#### What is asked
In the records, take the lines from the one holding "bottom-series-0-point <box>441 397" through the one holding "bottom-series-0-point <box>500 319", both included. Give those lines again with "bottom-series-0-point" renamed to "lower-series-0-point" and everything else left unchanged.

---- Data in this exercise

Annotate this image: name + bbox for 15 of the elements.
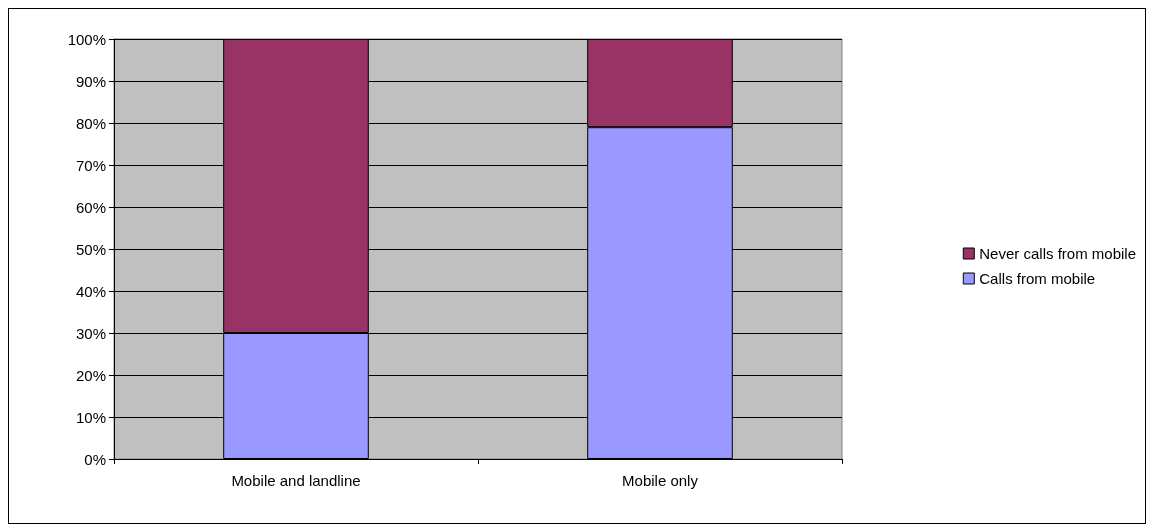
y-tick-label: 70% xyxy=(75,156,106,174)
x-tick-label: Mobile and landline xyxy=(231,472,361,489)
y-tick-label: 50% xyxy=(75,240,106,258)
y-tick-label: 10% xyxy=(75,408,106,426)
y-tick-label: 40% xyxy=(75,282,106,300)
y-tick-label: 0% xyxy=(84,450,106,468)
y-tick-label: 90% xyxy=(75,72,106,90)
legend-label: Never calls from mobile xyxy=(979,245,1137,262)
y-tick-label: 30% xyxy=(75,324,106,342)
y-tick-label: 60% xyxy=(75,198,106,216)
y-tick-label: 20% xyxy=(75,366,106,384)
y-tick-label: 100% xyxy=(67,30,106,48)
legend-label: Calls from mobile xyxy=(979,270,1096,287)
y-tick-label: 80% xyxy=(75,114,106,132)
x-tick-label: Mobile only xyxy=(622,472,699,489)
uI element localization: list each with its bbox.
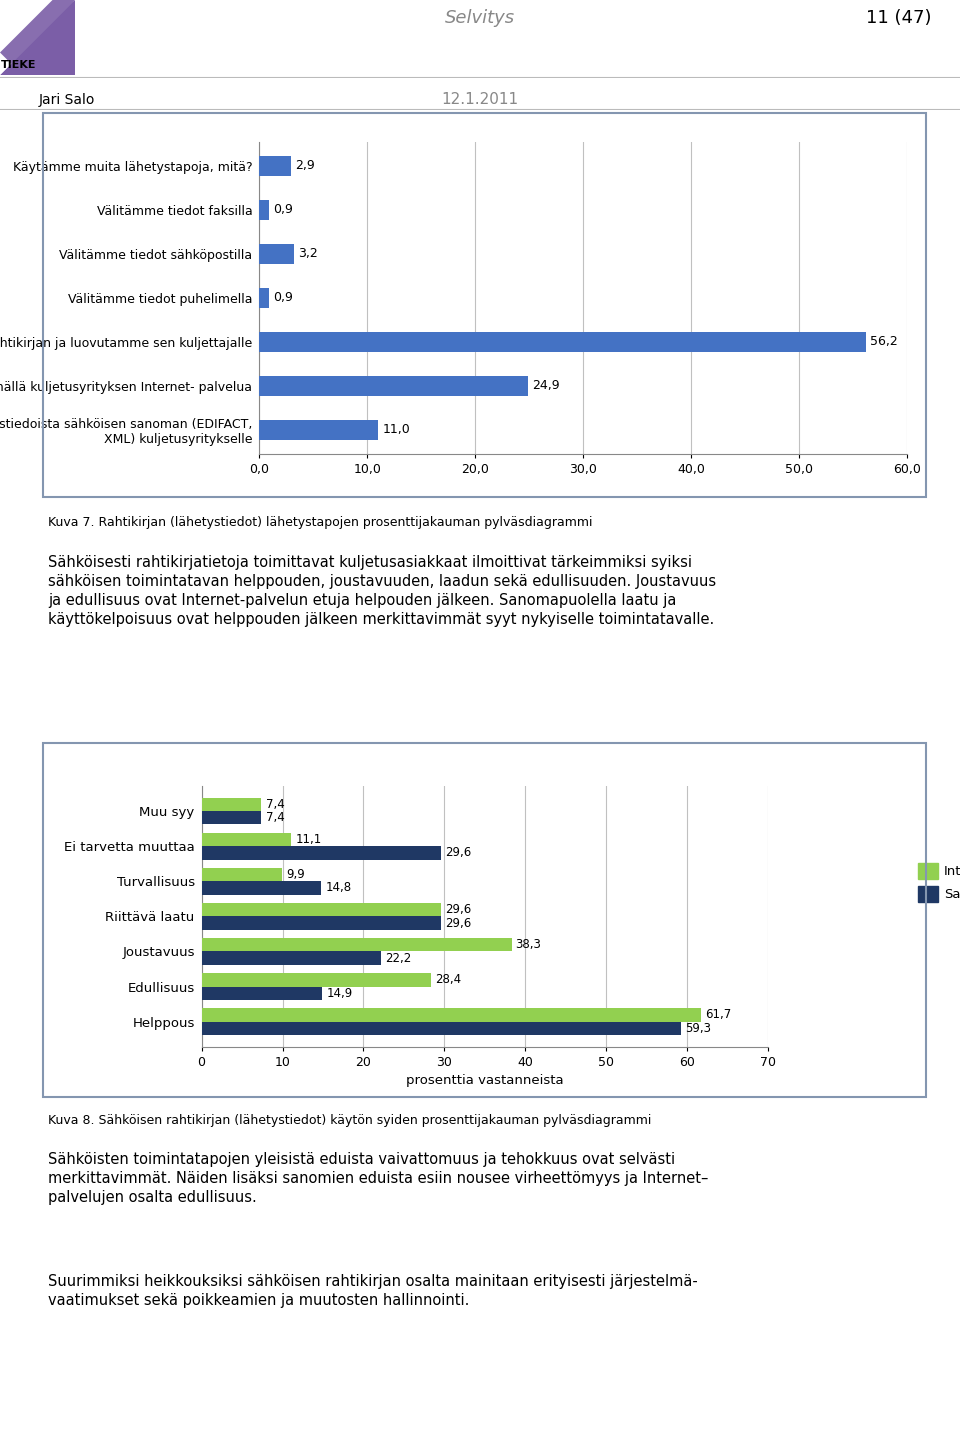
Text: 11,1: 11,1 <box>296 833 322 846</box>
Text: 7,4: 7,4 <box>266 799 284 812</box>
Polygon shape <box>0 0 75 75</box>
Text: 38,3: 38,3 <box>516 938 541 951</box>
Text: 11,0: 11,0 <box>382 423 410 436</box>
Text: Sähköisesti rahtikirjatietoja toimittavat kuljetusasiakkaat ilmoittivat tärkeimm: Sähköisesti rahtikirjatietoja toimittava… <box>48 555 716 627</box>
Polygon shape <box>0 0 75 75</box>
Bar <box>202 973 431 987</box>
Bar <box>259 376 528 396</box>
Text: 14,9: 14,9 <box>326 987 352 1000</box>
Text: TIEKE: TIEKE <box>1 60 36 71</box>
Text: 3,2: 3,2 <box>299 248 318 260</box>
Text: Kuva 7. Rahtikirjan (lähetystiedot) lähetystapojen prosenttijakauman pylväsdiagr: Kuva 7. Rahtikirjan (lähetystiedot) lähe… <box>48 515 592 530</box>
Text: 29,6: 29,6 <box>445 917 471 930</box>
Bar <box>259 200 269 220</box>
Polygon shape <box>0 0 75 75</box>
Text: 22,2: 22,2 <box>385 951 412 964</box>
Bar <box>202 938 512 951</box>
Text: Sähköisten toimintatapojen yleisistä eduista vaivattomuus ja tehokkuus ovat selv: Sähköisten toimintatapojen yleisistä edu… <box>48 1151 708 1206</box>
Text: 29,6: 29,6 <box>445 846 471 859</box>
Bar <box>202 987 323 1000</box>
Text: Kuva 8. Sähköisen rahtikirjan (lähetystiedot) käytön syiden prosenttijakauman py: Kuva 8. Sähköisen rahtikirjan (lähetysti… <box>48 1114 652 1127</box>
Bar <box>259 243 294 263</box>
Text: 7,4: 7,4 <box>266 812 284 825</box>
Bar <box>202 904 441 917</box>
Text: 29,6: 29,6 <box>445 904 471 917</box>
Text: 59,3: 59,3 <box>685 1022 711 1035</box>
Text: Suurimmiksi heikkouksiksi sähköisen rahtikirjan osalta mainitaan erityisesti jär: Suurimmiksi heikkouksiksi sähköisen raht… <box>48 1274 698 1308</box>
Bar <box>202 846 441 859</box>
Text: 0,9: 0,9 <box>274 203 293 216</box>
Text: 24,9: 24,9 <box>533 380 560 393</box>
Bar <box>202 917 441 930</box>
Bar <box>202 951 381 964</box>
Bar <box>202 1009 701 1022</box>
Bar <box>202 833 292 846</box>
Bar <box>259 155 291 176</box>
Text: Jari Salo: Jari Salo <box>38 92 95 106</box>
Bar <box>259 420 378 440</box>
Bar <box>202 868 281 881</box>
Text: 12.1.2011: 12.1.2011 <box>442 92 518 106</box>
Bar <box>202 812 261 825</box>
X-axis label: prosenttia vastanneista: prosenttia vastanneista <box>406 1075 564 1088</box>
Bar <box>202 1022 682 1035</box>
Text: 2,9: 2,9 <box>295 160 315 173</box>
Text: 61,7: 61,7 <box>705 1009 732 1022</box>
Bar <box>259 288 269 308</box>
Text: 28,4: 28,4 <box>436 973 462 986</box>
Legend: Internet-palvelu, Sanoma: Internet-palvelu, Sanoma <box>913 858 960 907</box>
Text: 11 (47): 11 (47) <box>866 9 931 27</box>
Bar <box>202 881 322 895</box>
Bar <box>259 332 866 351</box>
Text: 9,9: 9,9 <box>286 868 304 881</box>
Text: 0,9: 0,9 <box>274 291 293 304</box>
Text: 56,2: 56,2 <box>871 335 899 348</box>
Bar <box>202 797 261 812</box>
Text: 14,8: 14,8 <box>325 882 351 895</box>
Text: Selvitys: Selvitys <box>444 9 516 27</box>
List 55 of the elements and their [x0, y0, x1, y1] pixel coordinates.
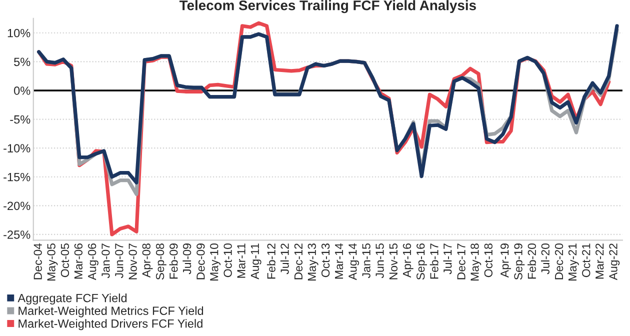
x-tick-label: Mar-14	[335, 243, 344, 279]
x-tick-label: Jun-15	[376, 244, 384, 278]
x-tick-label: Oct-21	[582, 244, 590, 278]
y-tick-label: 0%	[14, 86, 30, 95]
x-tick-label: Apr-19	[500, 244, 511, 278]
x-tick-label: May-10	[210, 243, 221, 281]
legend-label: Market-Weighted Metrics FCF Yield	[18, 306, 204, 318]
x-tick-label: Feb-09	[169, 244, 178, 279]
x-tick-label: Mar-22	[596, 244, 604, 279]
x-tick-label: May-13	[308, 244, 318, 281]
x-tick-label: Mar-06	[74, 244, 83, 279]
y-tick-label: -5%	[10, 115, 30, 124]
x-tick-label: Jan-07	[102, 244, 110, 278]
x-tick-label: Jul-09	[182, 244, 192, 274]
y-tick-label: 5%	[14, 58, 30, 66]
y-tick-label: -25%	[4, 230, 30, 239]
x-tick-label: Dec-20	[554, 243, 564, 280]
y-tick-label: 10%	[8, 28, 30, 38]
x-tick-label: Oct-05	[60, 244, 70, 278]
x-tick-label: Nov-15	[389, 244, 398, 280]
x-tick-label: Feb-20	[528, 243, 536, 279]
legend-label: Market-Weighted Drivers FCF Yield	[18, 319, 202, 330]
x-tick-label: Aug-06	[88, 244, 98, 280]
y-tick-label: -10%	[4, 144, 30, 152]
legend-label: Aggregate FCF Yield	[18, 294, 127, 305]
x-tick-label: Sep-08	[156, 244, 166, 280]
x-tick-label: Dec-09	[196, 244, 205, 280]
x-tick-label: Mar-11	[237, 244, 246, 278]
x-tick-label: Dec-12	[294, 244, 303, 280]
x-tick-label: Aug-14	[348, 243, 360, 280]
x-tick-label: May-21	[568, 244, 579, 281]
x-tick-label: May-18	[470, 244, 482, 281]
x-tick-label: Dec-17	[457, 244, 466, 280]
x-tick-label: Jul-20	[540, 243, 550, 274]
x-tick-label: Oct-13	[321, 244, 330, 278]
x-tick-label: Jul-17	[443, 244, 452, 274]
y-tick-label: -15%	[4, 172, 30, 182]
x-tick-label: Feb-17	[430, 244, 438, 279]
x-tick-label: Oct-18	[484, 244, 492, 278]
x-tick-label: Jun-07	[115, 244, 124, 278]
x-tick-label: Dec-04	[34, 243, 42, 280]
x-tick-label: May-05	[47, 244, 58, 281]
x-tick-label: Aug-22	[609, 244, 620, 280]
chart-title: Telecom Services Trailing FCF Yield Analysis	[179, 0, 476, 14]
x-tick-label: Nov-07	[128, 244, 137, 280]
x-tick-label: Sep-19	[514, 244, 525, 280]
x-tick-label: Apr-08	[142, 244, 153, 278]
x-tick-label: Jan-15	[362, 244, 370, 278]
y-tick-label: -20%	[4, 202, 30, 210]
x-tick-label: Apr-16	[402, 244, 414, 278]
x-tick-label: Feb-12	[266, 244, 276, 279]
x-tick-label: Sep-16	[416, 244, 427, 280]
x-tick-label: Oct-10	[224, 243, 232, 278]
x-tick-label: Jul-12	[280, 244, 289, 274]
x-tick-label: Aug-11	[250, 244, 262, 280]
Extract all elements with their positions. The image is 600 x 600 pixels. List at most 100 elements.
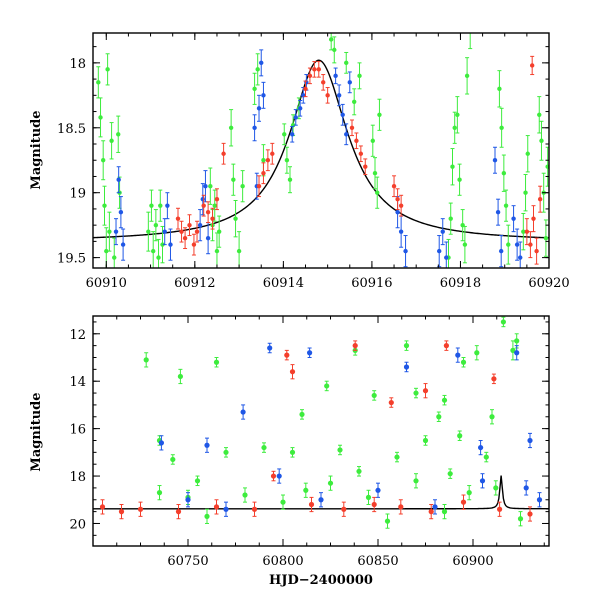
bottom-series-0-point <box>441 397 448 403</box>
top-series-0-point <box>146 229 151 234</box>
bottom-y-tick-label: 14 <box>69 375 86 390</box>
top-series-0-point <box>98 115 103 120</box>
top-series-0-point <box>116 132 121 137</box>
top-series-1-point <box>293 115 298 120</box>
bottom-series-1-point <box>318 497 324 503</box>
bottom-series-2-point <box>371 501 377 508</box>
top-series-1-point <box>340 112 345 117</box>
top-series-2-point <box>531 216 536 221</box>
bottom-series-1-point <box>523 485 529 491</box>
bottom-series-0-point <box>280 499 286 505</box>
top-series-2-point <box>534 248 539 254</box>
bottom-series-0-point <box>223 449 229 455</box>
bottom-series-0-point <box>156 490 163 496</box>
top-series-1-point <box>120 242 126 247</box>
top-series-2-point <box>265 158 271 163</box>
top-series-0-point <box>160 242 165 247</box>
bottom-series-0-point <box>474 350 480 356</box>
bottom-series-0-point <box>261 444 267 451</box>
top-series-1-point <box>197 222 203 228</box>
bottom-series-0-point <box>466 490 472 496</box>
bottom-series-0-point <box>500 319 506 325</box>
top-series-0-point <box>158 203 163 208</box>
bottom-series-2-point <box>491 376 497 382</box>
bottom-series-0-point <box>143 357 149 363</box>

--------

#### Complete response
lower-series-0-point <box>441 397 448 403</box>
top-series-0-point <box>146 229 151 234</box>
bottom-y-tick-label: 14 <box>69 375 86 390</box>
top-series-0-point <box>98 115 103 120</box>
top-series-0-point <box>116 132 121 137</box>
top-series-1-point <box>293 115 298 120</box>
bottom-series-1-point <box>318 497 324 503</box>
bottom-series-2-point <box>371 501 377 508</box>
top-series-1-point <box>340 112 345 117</box>
top-series-2-point <box>531 216 536 221</box>
bottom-series-1-point <box>523 485 529 491</box>
lower-series-0-point <box>280 499 286 505</box>
top-series-2-point <box>534 248 539 254</box>
lower-series-0-point <box>223 449 229 455</box>
lower-series-0-point <box>156 490 163 496</box>
top-series-1-point <box>120 242 126 247</box>
top-series-2-point <box>265 158 271 163</box>
top-series-0-point <box>160 242 165 247</box>
lower-series-0-point <box>474 350 480 356</box>
lower-series-0-point <box>261 444 267 451</box>
top-series-1-point <box>197 222 203 228</box>
lower-series-0-point <box>466 490 472 496</box>
lower-series-0-point <box>500 319 506 325</box>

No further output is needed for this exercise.